--- START Material ---
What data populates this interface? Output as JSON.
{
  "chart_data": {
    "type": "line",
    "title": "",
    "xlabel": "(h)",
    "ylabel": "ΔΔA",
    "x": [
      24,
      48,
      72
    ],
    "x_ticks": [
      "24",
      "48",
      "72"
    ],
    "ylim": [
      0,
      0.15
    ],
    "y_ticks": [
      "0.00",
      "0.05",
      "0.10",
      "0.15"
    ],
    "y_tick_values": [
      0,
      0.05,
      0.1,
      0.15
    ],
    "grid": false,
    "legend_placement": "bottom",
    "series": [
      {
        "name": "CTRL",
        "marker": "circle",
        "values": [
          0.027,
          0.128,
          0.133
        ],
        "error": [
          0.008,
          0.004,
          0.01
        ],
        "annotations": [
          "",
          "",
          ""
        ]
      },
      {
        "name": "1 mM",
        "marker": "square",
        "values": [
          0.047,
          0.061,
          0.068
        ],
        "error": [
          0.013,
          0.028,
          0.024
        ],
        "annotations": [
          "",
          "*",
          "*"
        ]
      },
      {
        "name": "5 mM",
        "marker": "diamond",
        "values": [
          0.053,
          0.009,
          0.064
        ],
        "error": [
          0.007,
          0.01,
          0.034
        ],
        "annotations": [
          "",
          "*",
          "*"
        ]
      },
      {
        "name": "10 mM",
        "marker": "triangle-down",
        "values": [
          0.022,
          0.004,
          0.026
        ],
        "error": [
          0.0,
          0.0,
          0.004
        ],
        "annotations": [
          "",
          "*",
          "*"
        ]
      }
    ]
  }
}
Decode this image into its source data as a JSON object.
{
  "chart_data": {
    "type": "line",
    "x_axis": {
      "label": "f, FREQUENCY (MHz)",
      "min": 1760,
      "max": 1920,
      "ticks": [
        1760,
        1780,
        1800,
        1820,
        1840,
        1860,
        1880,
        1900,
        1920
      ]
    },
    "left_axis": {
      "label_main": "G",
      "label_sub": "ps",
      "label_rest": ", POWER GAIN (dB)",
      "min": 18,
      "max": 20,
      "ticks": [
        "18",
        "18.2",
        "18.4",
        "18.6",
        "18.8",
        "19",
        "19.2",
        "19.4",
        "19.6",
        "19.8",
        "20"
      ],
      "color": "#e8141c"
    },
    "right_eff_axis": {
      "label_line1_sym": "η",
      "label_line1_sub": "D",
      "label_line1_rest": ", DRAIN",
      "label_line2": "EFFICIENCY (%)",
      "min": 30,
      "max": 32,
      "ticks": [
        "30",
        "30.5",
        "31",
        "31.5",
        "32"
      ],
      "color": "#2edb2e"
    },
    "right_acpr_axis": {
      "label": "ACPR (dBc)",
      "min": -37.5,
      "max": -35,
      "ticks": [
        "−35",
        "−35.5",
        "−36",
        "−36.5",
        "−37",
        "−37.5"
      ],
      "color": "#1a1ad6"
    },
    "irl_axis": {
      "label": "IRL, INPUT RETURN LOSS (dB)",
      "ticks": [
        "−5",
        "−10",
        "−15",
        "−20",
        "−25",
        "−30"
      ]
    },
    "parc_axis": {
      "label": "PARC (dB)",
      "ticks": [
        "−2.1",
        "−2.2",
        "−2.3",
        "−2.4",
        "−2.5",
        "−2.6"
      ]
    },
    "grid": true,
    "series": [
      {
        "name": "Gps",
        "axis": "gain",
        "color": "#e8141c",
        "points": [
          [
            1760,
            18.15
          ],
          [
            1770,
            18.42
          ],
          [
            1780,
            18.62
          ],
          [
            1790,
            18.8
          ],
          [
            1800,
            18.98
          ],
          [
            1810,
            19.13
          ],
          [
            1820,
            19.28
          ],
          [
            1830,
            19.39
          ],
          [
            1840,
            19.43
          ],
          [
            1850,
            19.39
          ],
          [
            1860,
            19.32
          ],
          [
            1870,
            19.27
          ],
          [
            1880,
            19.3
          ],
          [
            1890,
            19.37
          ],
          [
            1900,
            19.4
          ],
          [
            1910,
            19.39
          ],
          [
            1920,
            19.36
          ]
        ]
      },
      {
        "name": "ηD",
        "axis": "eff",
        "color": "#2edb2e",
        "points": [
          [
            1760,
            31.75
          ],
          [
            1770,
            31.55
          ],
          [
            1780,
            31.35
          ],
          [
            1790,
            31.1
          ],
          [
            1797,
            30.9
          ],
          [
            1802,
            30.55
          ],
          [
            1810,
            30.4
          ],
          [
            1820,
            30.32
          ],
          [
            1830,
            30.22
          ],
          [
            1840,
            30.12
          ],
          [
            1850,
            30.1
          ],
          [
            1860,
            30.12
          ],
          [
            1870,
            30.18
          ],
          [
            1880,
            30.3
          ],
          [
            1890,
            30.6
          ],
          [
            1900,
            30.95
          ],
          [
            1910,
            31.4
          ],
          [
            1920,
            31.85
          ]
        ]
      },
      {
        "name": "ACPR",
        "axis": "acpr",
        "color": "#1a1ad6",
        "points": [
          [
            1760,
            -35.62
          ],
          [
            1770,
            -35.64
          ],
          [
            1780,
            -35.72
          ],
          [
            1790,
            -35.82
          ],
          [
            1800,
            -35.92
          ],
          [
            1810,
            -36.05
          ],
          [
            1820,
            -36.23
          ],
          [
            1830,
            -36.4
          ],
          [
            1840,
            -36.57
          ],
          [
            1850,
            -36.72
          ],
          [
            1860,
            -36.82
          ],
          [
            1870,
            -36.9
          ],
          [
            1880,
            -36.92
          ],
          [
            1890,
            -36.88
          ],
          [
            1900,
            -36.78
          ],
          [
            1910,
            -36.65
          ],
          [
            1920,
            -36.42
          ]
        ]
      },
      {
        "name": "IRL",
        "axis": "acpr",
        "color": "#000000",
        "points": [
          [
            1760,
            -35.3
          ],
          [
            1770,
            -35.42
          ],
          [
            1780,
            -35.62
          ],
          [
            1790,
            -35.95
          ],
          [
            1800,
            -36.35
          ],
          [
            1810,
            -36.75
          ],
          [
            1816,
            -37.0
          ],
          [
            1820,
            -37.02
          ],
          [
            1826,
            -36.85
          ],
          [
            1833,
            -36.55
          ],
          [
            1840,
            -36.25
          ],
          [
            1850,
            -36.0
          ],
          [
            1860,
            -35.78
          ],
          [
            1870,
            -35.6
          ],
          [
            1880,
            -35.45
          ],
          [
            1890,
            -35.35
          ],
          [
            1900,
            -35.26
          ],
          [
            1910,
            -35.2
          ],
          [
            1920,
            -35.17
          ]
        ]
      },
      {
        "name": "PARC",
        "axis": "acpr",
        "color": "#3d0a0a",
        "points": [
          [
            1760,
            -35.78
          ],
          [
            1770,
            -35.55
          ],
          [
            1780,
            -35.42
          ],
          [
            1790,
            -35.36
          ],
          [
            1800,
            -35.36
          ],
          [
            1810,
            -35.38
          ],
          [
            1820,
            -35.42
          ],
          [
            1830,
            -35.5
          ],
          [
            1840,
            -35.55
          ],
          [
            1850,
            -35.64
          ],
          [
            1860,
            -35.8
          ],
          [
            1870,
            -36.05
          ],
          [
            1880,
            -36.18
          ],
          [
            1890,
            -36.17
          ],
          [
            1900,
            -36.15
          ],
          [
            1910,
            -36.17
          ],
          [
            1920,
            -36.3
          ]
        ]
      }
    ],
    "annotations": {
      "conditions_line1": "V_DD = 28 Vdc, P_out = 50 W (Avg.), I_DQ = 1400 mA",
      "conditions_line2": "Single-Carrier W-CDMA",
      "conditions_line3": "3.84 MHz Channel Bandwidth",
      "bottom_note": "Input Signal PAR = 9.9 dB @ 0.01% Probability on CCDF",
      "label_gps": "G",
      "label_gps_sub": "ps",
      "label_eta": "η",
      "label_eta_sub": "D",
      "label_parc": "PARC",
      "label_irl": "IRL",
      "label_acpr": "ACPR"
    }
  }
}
--- END Material ---
To be done >> Which lines in the records above contain the string "JSON"? Copy each one.

Output for this task >>
What data populates this interface? Output as JSON.
Decode this image into its source data as a JSON object.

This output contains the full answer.